| Kaynak Belge |
<<<<

Esas No: 2022/5387
Karar No: 2022/6029
Karar Tarihi: 20.06.2022
Yargıtay 2. Hukuk Dairesi 2022/5387 Esas 2022/6029 Karar Sayılı İlamı
2. Hukuk Dairesi 2022/5387 E. , 2022/6029 K.Özet:
Davalı tarafından başvurulan temyiz incelemesi sonucunda Yargıtay 8. Hukuk Dairesince kararın bozulmasına karar verilmiştir. Davalının küçüğün babası olduğu Adli Tıp Kurumu raporu ile tespit edilmiş, babalık tespiti yönünden davanın kabulüne, feri talepler yönünden ise taraf delillerinin toplanarak sonucuna göre bir karar verilmesi gerektiği fakat hak düşürücü süre geçtiği gerekçesiyle davanın reddine karar verilmesi doğru görülmemiş ve karar bozulmuştur. Davanın açıldığı tarih, babalık davası ile ilgili kanun maddeleri olan Türk Medeni Kanunu'nun 303/1 maddesi ve Anayasa Mahkemesi'nin 27.10.2011 tarihli ve 2010/71 Esas, 2011/143 Karar sayılı kararı ile 15.03.2012 tarihli ve 2011/116 Esas, 2012/39 Karar sayılı kararı açıklanmıştır. Kanun maddeleri, babalık davasının nasıl açılabileceği, davanın ne zaman hak düşürücü süreye tabi olacağı ve hangi koşullarda sürenin uzatılabileceği gibi hususları açıklamaktadır.
"İçtihat Metni"
MAHKEMESİ :Aile Mahkemesi
DAVA TÜRÜ : Babalık Davası
Taraflar arasındaki davanın yapılan muhakemesi sonunda mahalli mahkemece verilen, yukarıda tarihi ve numarası gösterilen hüküm davacı tarafından temyiz edilmekle, evrak okunup gereği görüşülüp düşünüldü:
Dava, babalığın hükmen tespiti istemine ilişkindir. Davacı anne çocuğu Berat’a velayeten, davalının küçüğün babası olduğunu ileri sürerek babalığın tespitine karar verilmesini talep ve dava etmiştir. Mahkemece, çocuğa kayyım atanarak çocuğun temsili ve taraf teşkili sağlanarak, Adli Tıp Kurumu raporu ila sabit olduğu gerekçesiyle davanın kabulüne, davalının küçüğün babası olduğunun tespitine çocuk yararına aylık 150 TL iştirak nafakasına karar verilmiştir. Bu karara karşı davalı tarafından temyiz kanun yoluna başvurulmuştur. Temyiz incelemesi yapan Yargıtay 8. Hukuk Dairesince kısa karar ve gerekçeli karar arasında “manevi tazminat” hususunda çelişki olduğu gerekçesiyle kararın bozulmasına karar verilmiştir. Bozma ilamına uyularak yapılan yargılama sonucunda; yerel mahkemece, anne tarafından açılan babalık davasının TMK’nın 303/1 maddesinde düzenlenen 1 yıllık hak düşürücü süre içerisinde açılmadığı gerekçesiyle davanın reddine karar verilmiştir.

>>>>

| Yönergeler |
**A.** Karar metnine göre aşağıdakileri yanıtlayın:
(i) İlk kararı temyiz üzerine inceleyip bozan daire hangisidir?
(ii) Yerel mahkeme ilk kararında çocuk yararına aylık ne kadar iştirak nafakasına hükmetmiştir?
(iii) Karar tarihi nedir?
**B.** Kayıtların ilk satırından "wavefunction bbox=[238, 431, 660, 489]" geçen satıra kadar, bu satır da dahil olmak üzere, tüm satırları yeniden yazın. Bu satırlarda "UI component" ifadesini "interface element" ile değiştirin ve geri kalan her şeyi olduğu gibi bırakın.
Karar metni ile kayıtlar birbirinden bağımsız kaynaklara dayanır.

| Koordinat işaretleme kayıtları |

<<<<

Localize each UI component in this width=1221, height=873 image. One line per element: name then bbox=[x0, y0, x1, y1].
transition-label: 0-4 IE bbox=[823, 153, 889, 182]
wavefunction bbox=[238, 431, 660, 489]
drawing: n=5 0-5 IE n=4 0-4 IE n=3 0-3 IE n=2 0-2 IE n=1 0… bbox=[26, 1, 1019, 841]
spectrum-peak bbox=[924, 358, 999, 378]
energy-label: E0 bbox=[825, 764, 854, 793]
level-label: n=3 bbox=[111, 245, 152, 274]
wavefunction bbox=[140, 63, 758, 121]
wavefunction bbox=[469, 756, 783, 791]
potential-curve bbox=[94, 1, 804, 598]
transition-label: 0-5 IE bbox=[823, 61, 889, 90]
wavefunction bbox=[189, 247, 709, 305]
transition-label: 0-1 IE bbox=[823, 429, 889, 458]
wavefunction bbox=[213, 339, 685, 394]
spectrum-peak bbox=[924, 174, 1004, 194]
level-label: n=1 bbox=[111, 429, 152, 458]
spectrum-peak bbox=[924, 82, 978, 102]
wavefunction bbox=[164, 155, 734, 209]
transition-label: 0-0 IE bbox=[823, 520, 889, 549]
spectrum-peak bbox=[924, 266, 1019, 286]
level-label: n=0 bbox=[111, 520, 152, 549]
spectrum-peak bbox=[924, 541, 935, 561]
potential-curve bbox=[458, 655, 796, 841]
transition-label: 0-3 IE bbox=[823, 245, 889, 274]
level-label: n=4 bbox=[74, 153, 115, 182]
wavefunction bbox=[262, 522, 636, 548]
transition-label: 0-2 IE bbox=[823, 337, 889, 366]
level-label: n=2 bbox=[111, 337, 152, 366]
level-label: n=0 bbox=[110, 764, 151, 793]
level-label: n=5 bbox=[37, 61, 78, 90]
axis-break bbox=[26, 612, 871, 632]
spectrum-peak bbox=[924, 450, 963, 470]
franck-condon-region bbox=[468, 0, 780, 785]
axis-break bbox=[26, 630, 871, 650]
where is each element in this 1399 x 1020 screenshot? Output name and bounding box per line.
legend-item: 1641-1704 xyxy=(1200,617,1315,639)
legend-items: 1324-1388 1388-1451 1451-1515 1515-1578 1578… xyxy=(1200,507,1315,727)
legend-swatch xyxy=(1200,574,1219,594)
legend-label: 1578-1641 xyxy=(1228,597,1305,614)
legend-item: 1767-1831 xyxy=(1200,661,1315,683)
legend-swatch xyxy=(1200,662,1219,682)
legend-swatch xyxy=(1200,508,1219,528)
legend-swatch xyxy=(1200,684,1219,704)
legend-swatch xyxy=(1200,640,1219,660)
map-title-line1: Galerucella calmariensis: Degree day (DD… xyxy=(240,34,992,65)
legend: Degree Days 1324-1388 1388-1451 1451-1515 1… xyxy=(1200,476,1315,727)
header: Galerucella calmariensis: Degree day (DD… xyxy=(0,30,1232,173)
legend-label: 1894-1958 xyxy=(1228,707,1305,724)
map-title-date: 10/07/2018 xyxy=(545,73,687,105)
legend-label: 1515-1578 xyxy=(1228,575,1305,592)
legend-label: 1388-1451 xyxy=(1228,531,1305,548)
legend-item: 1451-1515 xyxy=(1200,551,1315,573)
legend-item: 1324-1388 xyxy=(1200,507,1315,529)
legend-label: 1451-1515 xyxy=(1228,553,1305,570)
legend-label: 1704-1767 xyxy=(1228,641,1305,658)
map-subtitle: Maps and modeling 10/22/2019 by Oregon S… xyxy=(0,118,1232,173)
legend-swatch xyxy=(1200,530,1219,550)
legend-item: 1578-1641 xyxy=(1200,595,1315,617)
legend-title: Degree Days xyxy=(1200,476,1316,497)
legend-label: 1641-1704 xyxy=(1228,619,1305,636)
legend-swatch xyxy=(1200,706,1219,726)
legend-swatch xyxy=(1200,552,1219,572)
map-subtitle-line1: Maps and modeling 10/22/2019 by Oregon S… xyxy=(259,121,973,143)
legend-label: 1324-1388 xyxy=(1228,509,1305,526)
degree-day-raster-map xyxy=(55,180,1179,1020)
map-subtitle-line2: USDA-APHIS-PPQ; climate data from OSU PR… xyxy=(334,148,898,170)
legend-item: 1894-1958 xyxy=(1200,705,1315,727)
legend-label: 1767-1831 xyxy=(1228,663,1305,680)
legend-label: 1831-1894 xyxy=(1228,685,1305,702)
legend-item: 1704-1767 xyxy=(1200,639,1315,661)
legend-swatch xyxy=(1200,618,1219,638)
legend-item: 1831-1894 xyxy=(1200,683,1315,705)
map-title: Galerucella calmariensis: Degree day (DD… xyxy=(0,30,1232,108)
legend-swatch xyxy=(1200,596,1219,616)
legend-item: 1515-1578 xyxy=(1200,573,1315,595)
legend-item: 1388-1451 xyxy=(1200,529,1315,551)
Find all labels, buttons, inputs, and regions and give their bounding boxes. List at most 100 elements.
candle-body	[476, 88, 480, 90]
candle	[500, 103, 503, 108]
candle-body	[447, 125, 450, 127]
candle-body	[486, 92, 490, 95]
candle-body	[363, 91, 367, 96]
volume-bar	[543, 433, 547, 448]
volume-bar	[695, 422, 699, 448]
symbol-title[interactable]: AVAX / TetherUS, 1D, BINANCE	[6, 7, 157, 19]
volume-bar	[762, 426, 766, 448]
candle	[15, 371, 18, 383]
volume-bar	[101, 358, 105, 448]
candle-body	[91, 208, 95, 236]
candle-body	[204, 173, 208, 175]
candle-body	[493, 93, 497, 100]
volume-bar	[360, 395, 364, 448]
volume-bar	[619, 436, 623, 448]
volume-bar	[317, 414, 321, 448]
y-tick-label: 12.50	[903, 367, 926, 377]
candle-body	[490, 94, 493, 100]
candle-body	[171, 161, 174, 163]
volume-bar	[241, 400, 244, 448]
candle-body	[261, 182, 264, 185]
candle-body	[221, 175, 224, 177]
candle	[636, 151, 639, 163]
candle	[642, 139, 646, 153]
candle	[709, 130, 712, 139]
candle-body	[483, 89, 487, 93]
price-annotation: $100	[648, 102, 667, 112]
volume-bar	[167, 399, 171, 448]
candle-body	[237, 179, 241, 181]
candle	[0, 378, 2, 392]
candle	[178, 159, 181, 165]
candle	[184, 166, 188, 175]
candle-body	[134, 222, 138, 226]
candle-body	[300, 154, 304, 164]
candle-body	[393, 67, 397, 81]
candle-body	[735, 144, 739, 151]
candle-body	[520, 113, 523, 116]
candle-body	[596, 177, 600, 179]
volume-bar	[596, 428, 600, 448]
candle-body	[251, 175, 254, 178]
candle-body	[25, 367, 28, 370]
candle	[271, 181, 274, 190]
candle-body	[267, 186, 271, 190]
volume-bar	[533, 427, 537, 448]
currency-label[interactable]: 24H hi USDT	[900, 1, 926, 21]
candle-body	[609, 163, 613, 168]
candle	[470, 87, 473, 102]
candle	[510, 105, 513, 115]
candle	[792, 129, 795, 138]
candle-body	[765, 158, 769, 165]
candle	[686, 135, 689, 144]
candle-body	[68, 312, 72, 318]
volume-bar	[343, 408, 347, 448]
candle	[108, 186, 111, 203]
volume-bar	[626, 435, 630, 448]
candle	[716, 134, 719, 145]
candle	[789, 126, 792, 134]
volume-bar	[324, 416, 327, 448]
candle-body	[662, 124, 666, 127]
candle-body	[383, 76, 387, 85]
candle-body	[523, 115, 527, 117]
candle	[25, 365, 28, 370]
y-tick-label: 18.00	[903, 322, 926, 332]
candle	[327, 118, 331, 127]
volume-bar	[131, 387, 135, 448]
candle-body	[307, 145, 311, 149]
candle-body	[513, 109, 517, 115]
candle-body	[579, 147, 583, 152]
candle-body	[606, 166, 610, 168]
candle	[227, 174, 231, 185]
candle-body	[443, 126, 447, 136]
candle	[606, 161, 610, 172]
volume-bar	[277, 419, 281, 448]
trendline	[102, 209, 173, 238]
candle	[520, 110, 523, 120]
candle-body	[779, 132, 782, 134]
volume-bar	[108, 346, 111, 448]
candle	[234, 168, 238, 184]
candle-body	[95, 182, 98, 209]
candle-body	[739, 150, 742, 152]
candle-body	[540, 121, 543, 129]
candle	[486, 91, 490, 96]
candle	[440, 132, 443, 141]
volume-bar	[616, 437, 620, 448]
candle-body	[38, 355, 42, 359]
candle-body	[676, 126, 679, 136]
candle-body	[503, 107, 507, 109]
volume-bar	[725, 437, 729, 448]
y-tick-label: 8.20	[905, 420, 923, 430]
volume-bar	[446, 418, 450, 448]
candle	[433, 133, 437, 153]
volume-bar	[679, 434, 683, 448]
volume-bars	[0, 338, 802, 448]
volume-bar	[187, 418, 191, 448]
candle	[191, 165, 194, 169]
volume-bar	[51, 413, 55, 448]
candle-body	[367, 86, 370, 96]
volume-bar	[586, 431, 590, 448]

>>>>

| Tam Yanıtlar |
**A.**
(i) Yargıtay 8. Hukuk Dairesi
(ii) 150 TL
(iii) 20.06.2022

**B.**
Localize each interface element in this width=1221, height=873 image. One line per element: name then bbox=[x0, y0, x1, y1].
transition-label: 0-4 IE bbox=[823, 153, 889, 182]
wavefunction bbox=[238, 431, 660, 489]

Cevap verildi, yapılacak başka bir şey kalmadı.